Document excerpt:
Class HWPFDocumentCore

  • All Implemented Interfaces:
    java.io.Closeable, java.lang.AutoCloseable
    Direct Known Subclasses:
    HWPFDocument, HWPFOldDocument

    public abstract class HWPFDocumentCore
    extends POIDocument
    This class holds much of the core of a Word document, but without some of the table structure information. You generally want to work with one of HWPFDocument or HWPFOldDocument
    • Field Detail

      • STREAM_OBJECT_POOL

        protected static final java.lang.String STREAM_OBJECT_POOL
        See Also:
        Constant Field Values
      • STREAM_WORD_DOCUMENT

        protected static final java.lang.String STREAM_WORD_DOCUMENT
        See Also:
        Constant Field Values
      • FIB_BASE_LEN

        protected static final int FIB_BASE_LEN
        Size of the not encrypted part of the FIB
        See Also:
        Constant Field Values
      • RC4_REKEYING_INTERVAL

        protected static final int RC4_REKEYING_INTERVAL
        [MS-DOC] 2.2.6.2/3 Office Binary Document ... Encryption: "... The block number MUST be set to zero at the beginning of the stream and MUST be incremented at each 512 byte boundary. ..."
        See Also:
        Constant Field Values
      • _objectPool

        protected ObjectPoolImpl _objectPool
        Holds OLE2 objects
      • _ss

        protected StyleSheet _ss
        Holds styles for this document.
      • _cbt

        protected CHPBinTable _cbt
        Contains formatting properties for text
      • _pbt

        protected PAPBinTable _pbt
        Contains formatting properties for paragraphs
      • _st

        protected SectionTable _st
        Contains formatting properties for sections.
      • _ft

        protected FontTable _ft
        Holds fonts for this document.
      • _mainStream

        protected byte[] _mainStream
        main document stream buffer
    • Constructor Detail

      • HWPFDocumentCore

        protected HWPFDocumentCore()
      • HWPFDocumentCore

        public HWPFDocumentCore​(java.io.InputStream istream)
                         throws java.io.IOException
        This constructor loads a Word document from an InputStream.
        Parameters:
        istream - The InputStream that contains the Word document.
        Throws:
        java.io.IOException - If there is an unexpected IOException from the passed in InputStream.
      • HWPFDocumentCore

        public HWPFDocumentCore​(POIFSFileSystem pfilesystem)
                         throws java.io.IOException
        This constructor loads a Word document from a POIFSFileSystem
        Parameters:
        pfilesystem - The POIFSFileSystem that contains the Word document.
        Throws:
        java.io.IOException - If there is an unexpected IOException from the passed in POIFSFileSystem.
      • HWPFDocumentCore

        public HWPFDocumentCore​(DirectoryNode directory)

Available data:
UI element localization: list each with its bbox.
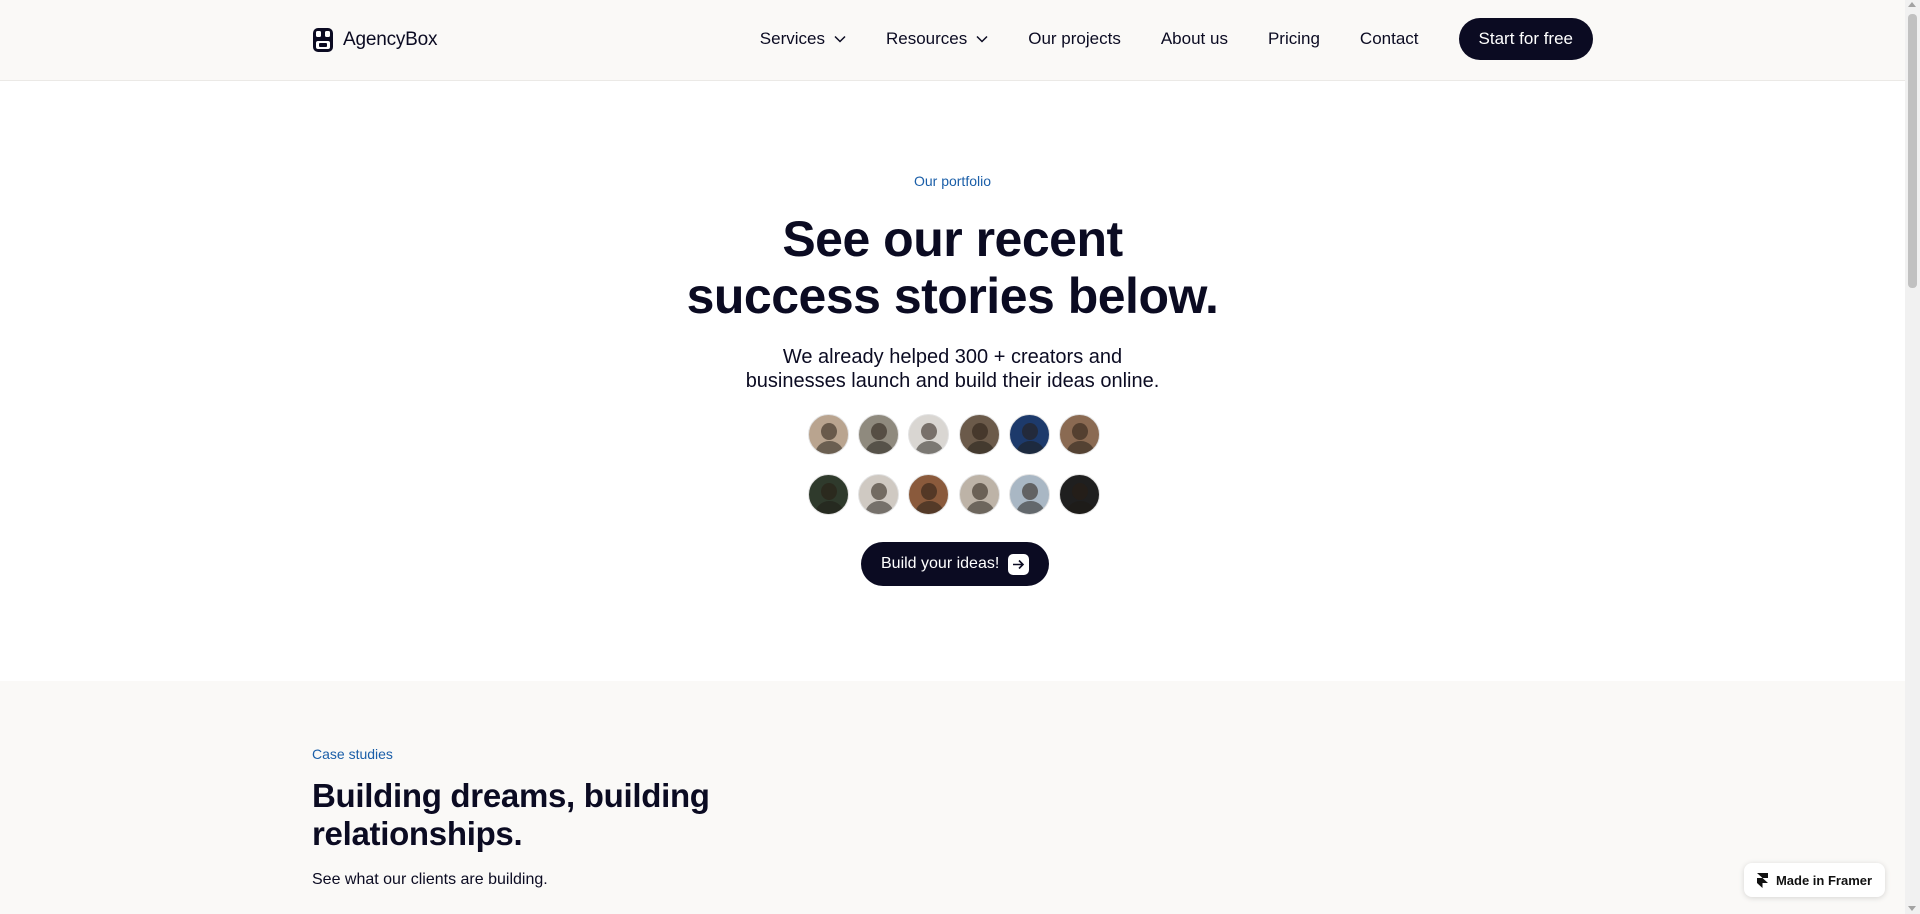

What you will do:
A – Check each statement against the HWPFDocumentCore documentation and answer yes or no, quoting the words from the text that decide it.
(i) HWPFDocumentCore extends POIDocument.
(ii) The field _ft holds styles for the document.
(iii) FIB_BASE_LEN is the size of the encrypted part of the FIB.
B – Please answer these questions from the HWPFDocumentCore documentation, one answer per line.
(i) Which classes are listed as direct known subclasses?
(ii) What is the type of the _pbt field?
(iii) What exception can the constructor that takes a POIFSFileSystem throw?

Answers provided:
A –
(i) Yes: "extends POIDocument"
(ii) No: "Holds fonts for this document."
(iii) No: "Size of the not encrypted part of the FIB"

B –
(i) HWPFDocument and HWPFOldDocument
(ii) PAPBinTable
(iii) java.io.IOException